## Goal:
Write out every line below that includes the word "的领导体制".

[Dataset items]
## begin
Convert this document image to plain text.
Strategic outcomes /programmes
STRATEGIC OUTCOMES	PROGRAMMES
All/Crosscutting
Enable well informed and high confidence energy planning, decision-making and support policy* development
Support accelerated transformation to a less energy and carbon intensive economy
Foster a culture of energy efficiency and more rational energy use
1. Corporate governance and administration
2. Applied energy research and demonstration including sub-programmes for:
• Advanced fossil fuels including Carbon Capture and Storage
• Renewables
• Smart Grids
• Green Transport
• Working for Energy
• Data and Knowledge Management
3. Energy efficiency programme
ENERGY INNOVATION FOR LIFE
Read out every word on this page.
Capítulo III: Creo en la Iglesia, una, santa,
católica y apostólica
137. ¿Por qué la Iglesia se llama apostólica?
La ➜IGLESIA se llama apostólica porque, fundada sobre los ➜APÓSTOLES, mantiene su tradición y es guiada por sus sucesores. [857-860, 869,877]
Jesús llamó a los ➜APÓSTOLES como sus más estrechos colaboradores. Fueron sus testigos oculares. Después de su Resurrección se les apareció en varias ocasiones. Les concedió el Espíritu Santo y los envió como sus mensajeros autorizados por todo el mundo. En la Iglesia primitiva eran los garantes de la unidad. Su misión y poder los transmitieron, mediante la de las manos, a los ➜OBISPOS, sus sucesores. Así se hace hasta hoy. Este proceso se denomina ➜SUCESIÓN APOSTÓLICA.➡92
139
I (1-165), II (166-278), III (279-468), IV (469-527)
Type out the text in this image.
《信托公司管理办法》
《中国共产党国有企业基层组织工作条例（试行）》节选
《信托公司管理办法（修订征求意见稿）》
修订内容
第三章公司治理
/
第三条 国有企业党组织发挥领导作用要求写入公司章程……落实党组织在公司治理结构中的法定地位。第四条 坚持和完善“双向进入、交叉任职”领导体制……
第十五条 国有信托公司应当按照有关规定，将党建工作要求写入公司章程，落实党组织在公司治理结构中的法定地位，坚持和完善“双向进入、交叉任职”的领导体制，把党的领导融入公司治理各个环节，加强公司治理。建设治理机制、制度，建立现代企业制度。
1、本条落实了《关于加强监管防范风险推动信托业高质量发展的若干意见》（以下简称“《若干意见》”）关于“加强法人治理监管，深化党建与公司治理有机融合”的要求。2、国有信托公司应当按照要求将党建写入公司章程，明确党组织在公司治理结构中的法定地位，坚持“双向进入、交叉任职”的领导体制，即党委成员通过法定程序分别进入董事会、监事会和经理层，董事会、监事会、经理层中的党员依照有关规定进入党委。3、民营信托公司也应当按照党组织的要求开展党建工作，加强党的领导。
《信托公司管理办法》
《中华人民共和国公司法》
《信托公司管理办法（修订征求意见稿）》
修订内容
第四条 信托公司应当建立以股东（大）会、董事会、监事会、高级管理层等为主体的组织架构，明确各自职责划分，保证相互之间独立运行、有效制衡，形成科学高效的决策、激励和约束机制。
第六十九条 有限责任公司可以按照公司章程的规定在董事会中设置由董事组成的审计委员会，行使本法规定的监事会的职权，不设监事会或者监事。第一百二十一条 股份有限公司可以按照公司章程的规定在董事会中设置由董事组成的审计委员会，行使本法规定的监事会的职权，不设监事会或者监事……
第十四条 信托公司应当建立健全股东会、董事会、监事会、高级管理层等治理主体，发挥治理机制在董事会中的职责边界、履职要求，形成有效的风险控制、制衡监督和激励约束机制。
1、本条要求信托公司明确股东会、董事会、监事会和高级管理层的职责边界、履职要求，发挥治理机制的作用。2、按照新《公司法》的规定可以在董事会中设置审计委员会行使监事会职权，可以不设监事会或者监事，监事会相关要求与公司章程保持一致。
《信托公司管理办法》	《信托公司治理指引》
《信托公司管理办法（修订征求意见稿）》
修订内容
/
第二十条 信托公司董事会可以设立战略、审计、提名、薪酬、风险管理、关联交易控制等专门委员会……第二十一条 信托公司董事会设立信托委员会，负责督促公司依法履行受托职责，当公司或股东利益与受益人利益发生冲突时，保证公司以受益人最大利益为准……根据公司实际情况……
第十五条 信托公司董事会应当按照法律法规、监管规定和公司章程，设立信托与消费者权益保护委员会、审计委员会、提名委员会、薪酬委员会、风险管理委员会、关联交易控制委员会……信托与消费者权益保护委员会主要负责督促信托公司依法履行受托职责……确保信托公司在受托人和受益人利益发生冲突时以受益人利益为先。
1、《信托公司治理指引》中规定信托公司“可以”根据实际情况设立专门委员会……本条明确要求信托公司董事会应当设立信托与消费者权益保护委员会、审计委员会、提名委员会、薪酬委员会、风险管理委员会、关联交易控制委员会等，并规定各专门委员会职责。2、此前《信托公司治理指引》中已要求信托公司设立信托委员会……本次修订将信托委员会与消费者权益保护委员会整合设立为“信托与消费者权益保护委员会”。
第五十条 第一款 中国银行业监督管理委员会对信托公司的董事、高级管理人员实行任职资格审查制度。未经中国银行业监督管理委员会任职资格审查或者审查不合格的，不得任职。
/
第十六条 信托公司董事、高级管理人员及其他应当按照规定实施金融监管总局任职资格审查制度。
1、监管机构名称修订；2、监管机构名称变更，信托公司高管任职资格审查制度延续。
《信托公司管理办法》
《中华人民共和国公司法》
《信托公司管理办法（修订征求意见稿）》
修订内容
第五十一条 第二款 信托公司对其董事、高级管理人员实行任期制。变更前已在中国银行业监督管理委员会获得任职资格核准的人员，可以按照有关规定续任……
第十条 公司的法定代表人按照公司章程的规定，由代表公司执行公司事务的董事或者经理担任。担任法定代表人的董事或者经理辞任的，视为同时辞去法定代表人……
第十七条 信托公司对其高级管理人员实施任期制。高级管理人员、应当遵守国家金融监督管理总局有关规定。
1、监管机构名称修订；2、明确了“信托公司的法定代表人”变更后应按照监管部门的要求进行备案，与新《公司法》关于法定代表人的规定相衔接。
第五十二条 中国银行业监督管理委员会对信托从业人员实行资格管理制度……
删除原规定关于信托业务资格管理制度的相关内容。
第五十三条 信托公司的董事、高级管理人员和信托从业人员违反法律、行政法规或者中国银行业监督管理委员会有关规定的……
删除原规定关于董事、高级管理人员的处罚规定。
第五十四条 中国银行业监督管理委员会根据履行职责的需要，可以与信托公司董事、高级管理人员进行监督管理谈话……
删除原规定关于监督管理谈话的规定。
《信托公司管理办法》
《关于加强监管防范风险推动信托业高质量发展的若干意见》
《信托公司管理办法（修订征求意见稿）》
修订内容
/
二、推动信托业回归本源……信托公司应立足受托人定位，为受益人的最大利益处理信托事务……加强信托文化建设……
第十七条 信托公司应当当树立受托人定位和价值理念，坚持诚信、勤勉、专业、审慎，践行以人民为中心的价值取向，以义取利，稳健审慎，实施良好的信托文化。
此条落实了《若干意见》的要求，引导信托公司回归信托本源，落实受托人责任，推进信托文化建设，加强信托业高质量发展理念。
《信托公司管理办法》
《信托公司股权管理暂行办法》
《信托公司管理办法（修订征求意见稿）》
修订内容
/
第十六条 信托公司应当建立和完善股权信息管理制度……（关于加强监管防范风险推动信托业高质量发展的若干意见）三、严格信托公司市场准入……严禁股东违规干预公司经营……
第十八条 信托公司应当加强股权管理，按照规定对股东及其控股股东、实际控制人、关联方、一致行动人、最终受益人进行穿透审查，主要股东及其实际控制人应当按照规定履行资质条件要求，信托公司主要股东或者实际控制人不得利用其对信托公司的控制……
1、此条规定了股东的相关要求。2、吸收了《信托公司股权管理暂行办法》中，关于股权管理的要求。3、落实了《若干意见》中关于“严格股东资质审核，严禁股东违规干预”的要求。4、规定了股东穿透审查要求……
## end
## Exercise solution:
第十五条 国有信托公司应当按照有关规定，将党建工作要求写入公司章程，落实党组织在公司治理结构中的法定地位，坚持和完善“双向进入、交叉任职”的领导体制，把党的领导融入公司治理各个环节，加强公司治理。建设治理机制、制度，建立现代企业制度。
1、本条落实了《关于加强监管防范风险推动信托业高质量发展的若干意见》（以下简称“《若干意见》”）关于“加强法人治理监管，深化党建与公司治理有机融合”的要求。2、国有信托公司应当按照要求将党建写入公司章程，明确党组织在公司治理结构中的法定地位，坚持“双向进入、交叉任职”的领导体制，即党委成员通过法定程序分别进入董事会、监事会和经理层，董事会、监事会、经理层中的党员依照有关规定进入党委。3、民营信托公司也应当按照党组织的要求开展党建工作，加强党的领导。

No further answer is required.